§ **Exercise**:
Pull every line containing "name" from the entries.

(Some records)
◇ ◇ ◇ ◇ ◇ ◇ ◇

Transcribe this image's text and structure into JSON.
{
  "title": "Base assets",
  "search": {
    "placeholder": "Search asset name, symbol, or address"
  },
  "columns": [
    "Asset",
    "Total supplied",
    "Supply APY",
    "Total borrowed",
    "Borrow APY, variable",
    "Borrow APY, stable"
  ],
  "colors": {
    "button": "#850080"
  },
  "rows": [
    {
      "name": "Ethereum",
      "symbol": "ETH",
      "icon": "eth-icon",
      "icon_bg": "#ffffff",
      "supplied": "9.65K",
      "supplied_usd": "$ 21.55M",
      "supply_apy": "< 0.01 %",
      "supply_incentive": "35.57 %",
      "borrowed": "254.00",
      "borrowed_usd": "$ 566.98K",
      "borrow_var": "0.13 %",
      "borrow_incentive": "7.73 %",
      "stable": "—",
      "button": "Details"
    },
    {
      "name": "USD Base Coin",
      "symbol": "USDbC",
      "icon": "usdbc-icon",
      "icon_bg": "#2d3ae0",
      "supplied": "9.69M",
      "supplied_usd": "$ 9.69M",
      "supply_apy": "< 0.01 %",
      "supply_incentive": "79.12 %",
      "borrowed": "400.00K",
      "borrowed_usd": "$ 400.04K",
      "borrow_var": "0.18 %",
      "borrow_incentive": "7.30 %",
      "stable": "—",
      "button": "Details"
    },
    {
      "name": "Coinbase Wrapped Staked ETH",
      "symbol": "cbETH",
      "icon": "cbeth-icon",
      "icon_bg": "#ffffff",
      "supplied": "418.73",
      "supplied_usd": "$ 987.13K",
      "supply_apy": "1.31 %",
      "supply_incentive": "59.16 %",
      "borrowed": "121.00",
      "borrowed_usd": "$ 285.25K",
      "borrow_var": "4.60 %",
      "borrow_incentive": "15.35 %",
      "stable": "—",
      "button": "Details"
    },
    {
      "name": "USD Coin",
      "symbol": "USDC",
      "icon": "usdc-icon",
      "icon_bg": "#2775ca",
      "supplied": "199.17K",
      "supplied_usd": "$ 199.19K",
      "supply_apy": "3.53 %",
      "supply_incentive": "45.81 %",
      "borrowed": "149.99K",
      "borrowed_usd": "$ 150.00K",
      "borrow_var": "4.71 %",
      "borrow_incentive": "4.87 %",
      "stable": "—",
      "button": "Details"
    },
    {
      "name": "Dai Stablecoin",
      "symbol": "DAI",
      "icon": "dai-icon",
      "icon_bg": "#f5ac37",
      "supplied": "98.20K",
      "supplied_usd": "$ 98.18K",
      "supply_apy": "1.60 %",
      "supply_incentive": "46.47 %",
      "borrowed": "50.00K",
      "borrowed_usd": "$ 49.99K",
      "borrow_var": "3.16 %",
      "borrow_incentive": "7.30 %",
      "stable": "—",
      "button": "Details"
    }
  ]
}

◇ ◇ ◇ ◇ ◇ ◇ ◇

§ **Answer to this problem**:
    "placeholder": "Search asset name, symbol, or address"
      "name": "Ethereum",
      "name": "USD Base Coin",
      "name": "Coinbase Wrapped Staked ETH",
      "name": "USD Coin",
      "name": "Dai Stablecoin",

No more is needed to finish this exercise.